[OBJECTIVE]: State how many lines hold the word "Nghe", with no other words.
— BEGIN —
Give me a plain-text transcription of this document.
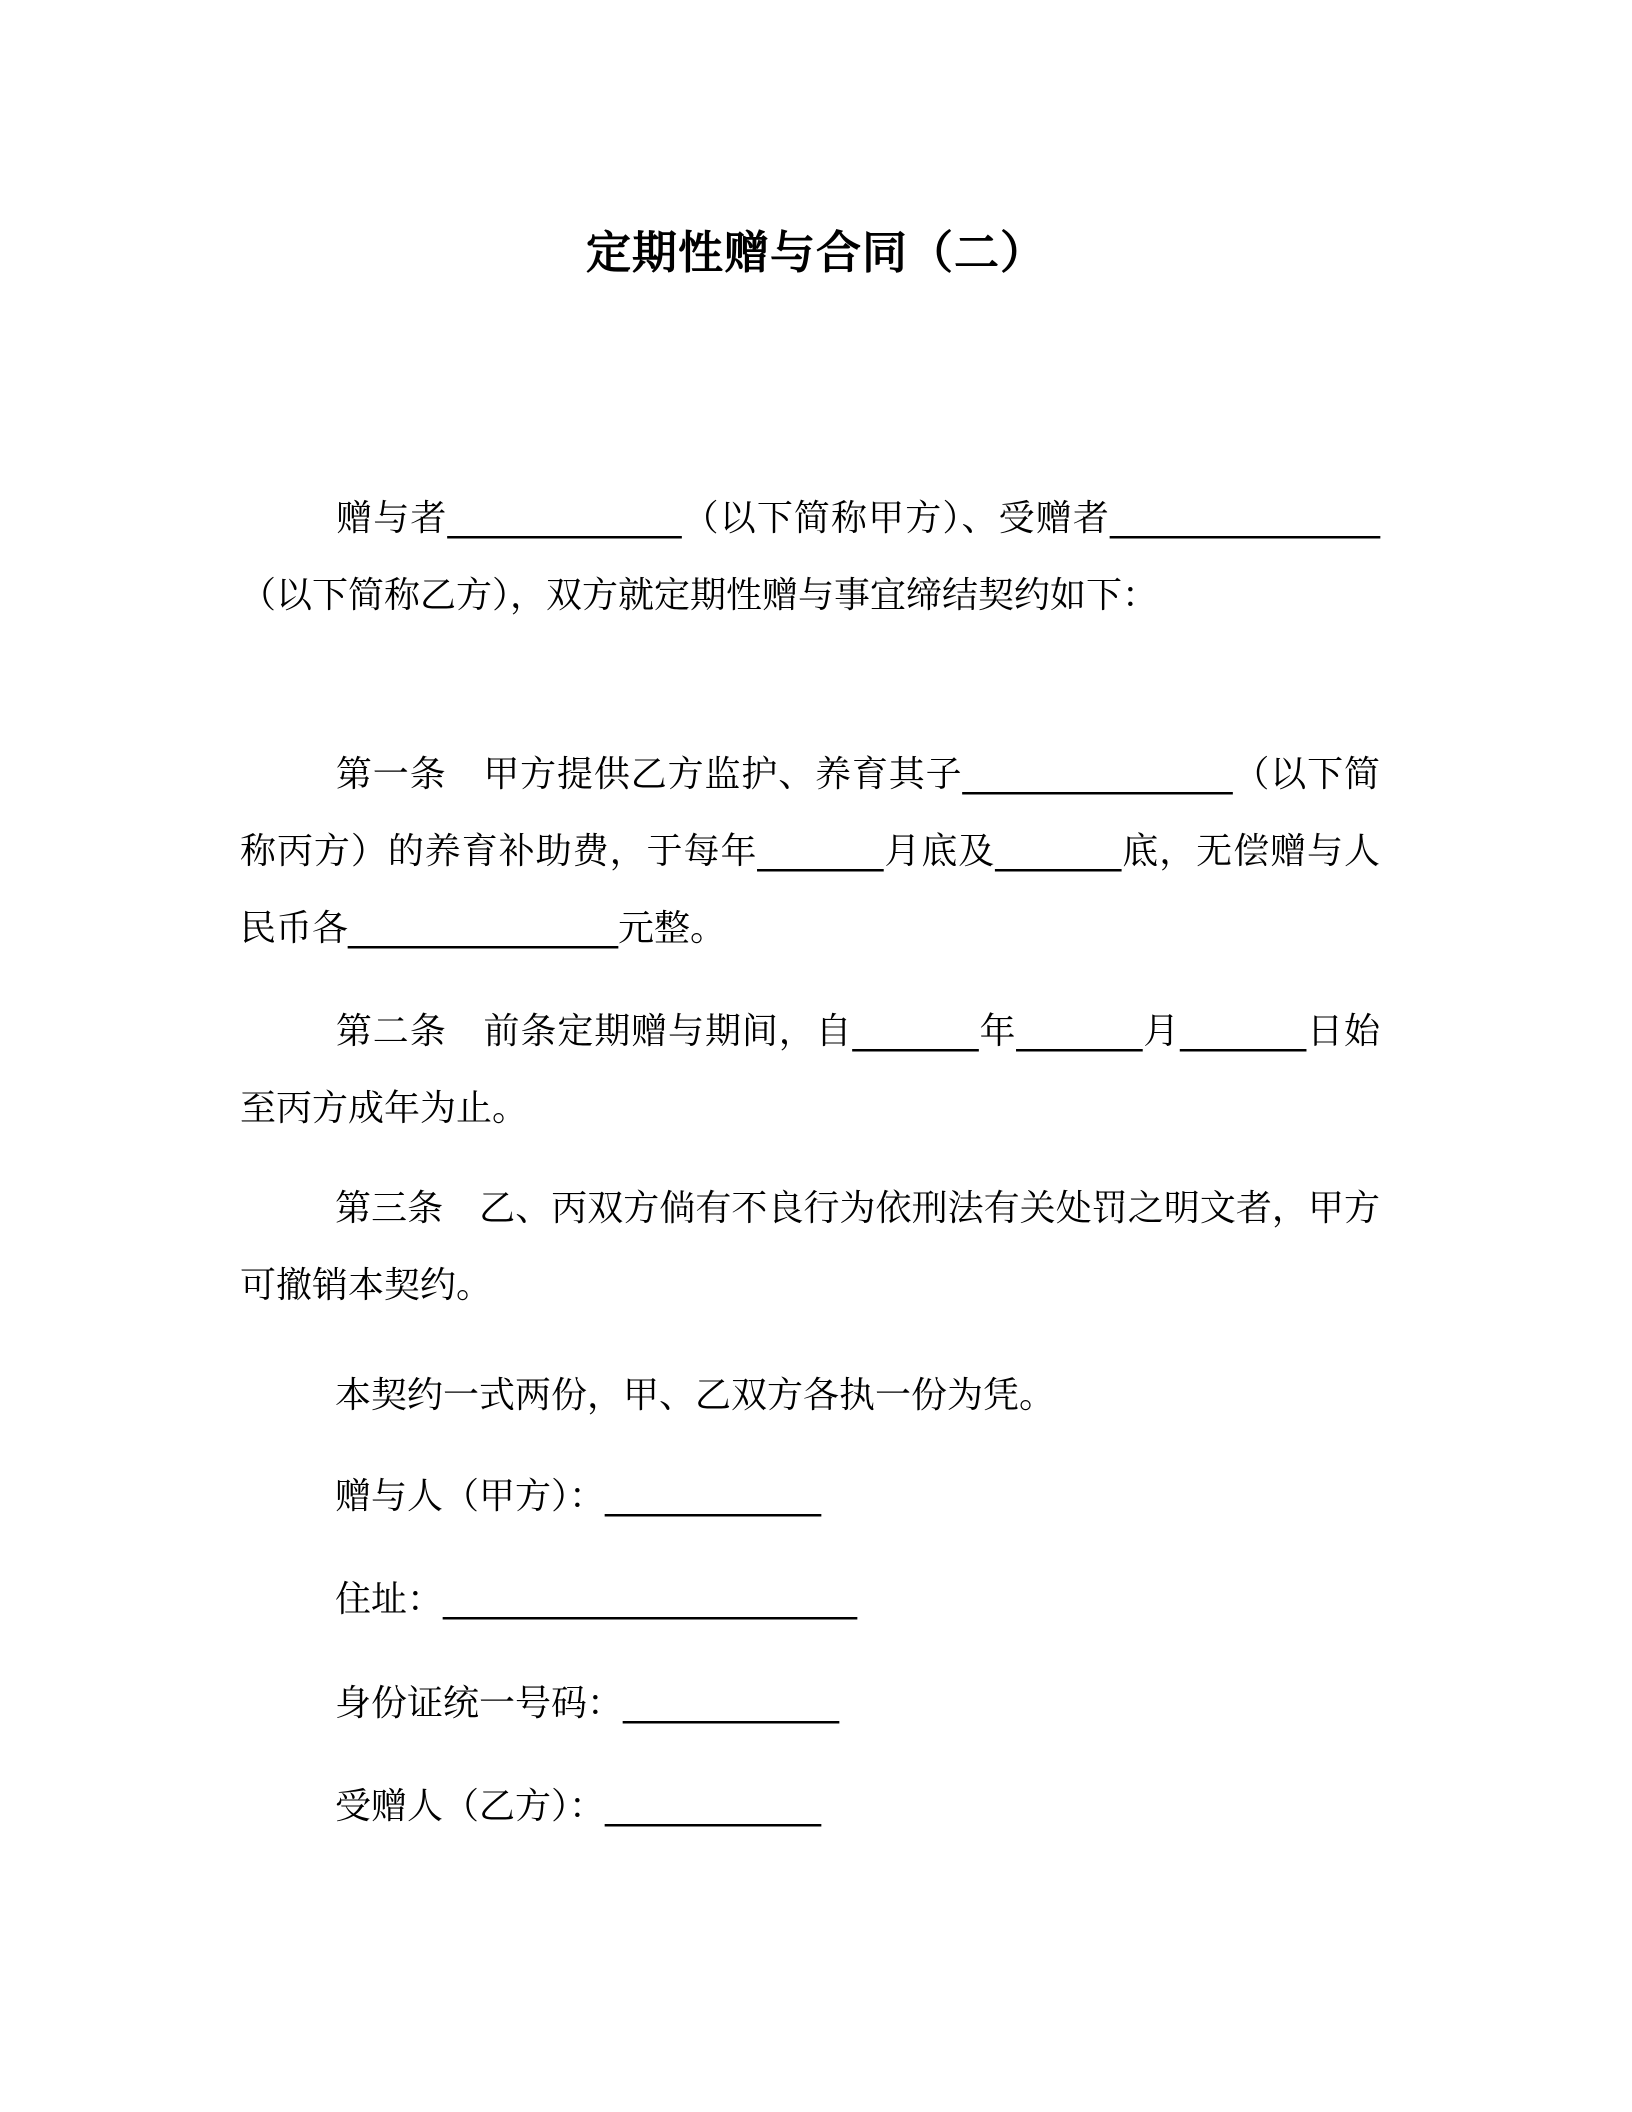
定期性赠与合同（二）
赠与者_____________（以下简称甲方）、受赠者_______________（以下简称乙方），双方就定期性赠与事宜缔结契约如下：
第一条　甲方提供乙方监护、养育其子_______________（以下简称丙方）的养育补助费，于每年_______月底及_______底，无偿赠与人民币各_______________元整。
第二条　前条定期赠与期间，自_______年_______月_______日始至丙方成年为止。
第三条　乙、丙双方倘有不良行为依刑法有关处罚之明文者，甲方可撤销本契约。
本契约一式两份，甲、乙双方各执一份为凭。
赠与人（甲方）：____________
住址：_______________________
身份证统一号码：____________
受赠人（乙方）：____________
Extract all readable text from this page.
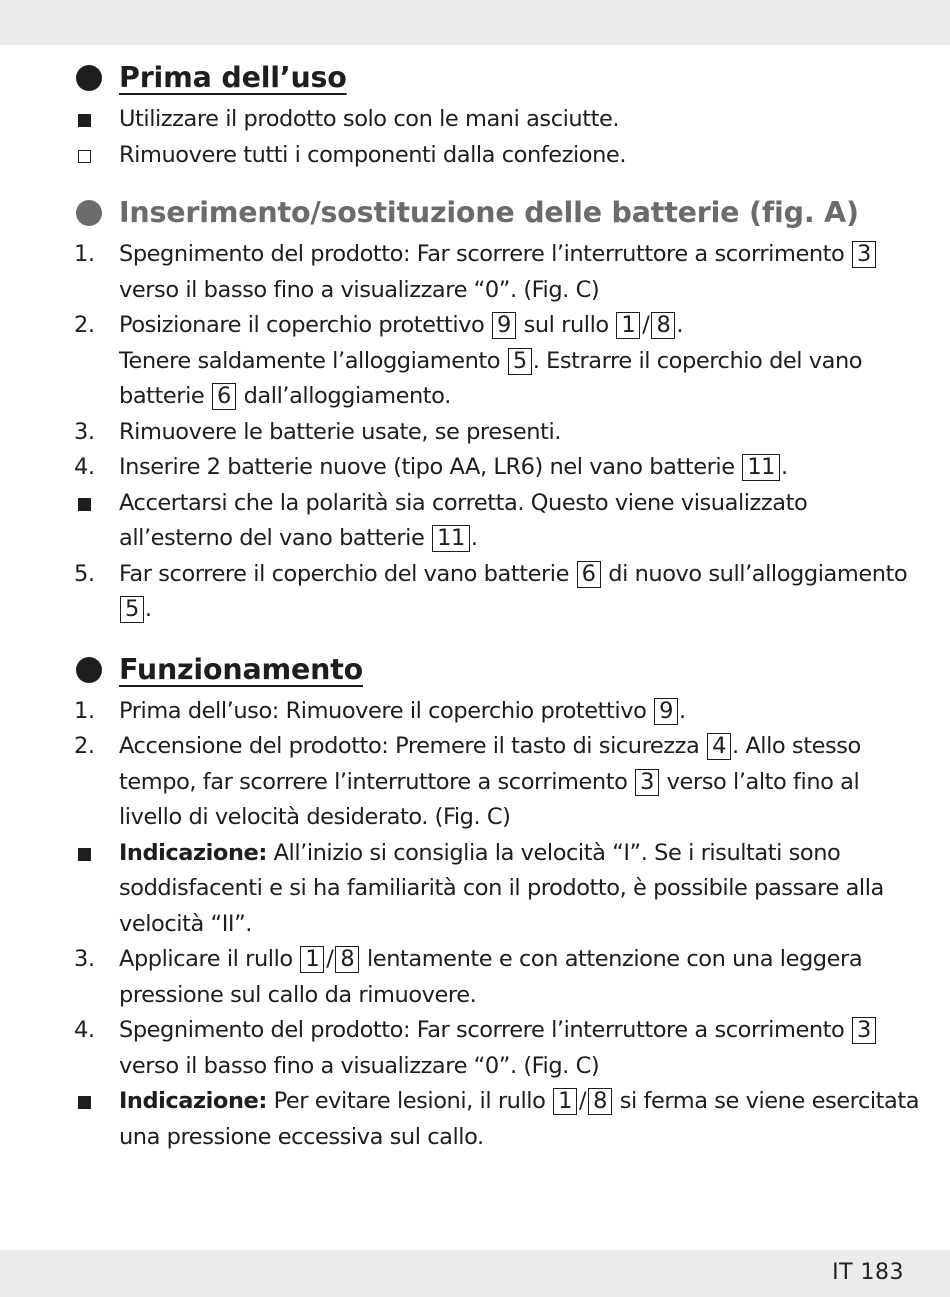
Prima dell’uso
Utilizzare il prodotto solo con le mani asciutte.
Rimuovere tutti i componenti dalla confezione.
Inserimento/sostituzione delle batterie (fig. A)
1. Spegnimento del prodotto: Far scorrere l’interruttore a scorrimento 3 verso il basso fino a visualizzare “0”. (Fig. C)
2. Posizionare il coperchio protettivo 9 sul rullo 1 / 8 .
Tenere saldamente l’alloggiamento 5 . Estrarre il coperchio del vano batterie 6 dall’alloggiamento.
3. Rimuovere le batterie usate, se presenti.
4. Inserire 2 batterie nuove (tipo AA, LR6) nel vano batterie 11 .
Accertarsi che la polarità sia corretta. Questo viene visualizzato all’esterno del vano batterie 11 .
5. Far scorrere il coperchio del vano batterie 6 di nuovo sull’alloggiamento 5 .
Funzionamento
1. Prima dell’uso: Rimuovere il coperchio protettivo 9 .
2. Accensione del prodotto: Premere il tasto di sicurezza 4 . Allo stesso tempo, far scorrere l’interruttore a scorrimento 3 verso l’alto fino al livello di velocità desiderato. (Fig. C)
Indicazione: All’inizio si consiglia la velocità “I”. Se i risultati sono soddisfacenti e si ha familiarità con il prodotto, è possibile passare alla velocità “II”.
3. Applicare il rullo 1 / 8 lentamente e con attenzione con una leggera pressione sul callo da rimuovere.
4. Spegnimento del prodotto: Far scorrere l’interruttore a scorrimento 3 verso il basso fino a visualizzare “0”. (Fig. C)
Indicazione: Per evitare lesioni, il rullo 1 / 8 si ferma se viene esercitata una pressione eccessiva sul callo.
IT 183
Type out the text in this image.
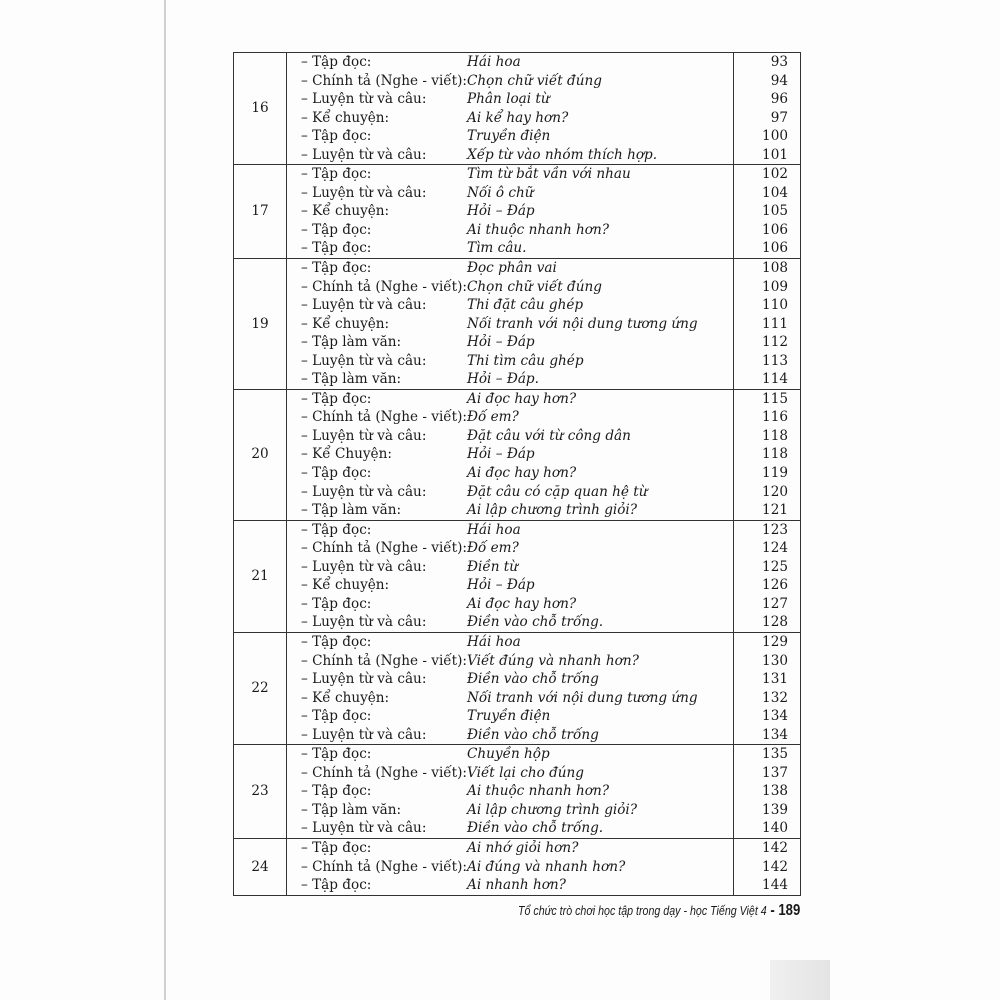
16	– Tập đọc:	Hái hoa	93
	– Chính tả (Nghe - viết):	Chọn chữ viết đúng	94
	– Luyện từ và câu:	Phân loại từ	96
	– Kể chuyện:	Ai kể hay hơn?	97
	– Tập đọc:	Truyền điện	100
	– Luyện từ và câu:	Xếp từ vào nhóm thích hợp.	101
17	– Tập đọc:	Tìm từ bắt vần với nhau	102
	– Luyện từ và câu:	Nối ô chữ	104
	– Kể chuyện:	Hỏi – Đáp	105
	– Tập đọc:	Ai thuộc nhanh hơn?	106
	– Tập đọc:	Tìm câu.	106
19	– Tập đọc:	Đọc phân vai	108
	– Chính tả (Nghe - viết):	Chọn chữ viết đúng	109
	– Luyện từ và câu:	Thi đặt câu ghép	110
	– Kể chuyện:	Nối tranh với nội dung tương ứng	111
	– Tập làm văn:	Hỏi – Đáp	112
	– Luyện từ và câu:	Thi tìm câu ghép	113
	– Tập làm văn:	Hỏi – Đáp.	114
20	– Tập đọc:	Ai đọc hay hơn?	115
	– Chính tả (Nghe - viết):	Đố em?	116
	– Luyện từ và câu:	Đặt câu với từ công dân	118
	– Kể Chuyện:	Hỏi – Đáp	118
	– Tập đọc:	Ai đọc hay hơn?	119
	– Luyện từ và câu:	Đặt câu có cặp quan hệ từ	120
	– Tập làm văn:	Ai lập chương trình giỏi?	121
21	– Tập đọc:	Hái hoa	123
	– Chính tả (Nghe - viết):	Đố em?	124
	– Luyện từ và câu:	Điền từ	125
	– Kể chuyện:	Hỏi – Đáp	126
	– Tập đọc:	Ai đọc hay hơn?	127
	– Luyện từ và câu:	Điền vào chỗ trống.	128
22	– Tập đọc:	Hái hoa	129
	– Chính tả (Nghe - viết):	Viết đúng và nhanh hơn?	130
	– Luyện từ và câu:	Điền vào chỗ trống	131
	– Kể chuyện:	Nối tranh với nội dung tương ứng	132
	– Tập đọc:	Truyền điện	134
	– Luyện từ và câu:	Điền vào chỗ trống	134
23	– Tập đọc:	Chuyền hộp	135
	– Chính tả (Nghe - viết):	Viết lại cho đúng	137
	– Tập đọc:	Ai thuộc nhanh hơn?	138
	– Tập làm văn:	Ai lập chương trình giỏi?	139
	– Luyện từ và câu:	Điền vào chỗ trống.	140
24	– Tập đọc:	Ai nhớ giỏi hơn?	142
	– Chính tả (Nghe - viết):	Ai đúng và nhanh hơn?	142
	– Tập đọc:	Ai nhanh hơn?	144
Tổ chức trò chơi học tập trong dạy - học Tiếng Việt 4 - 189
— END —
[COMPLETED EXERCISE]: 7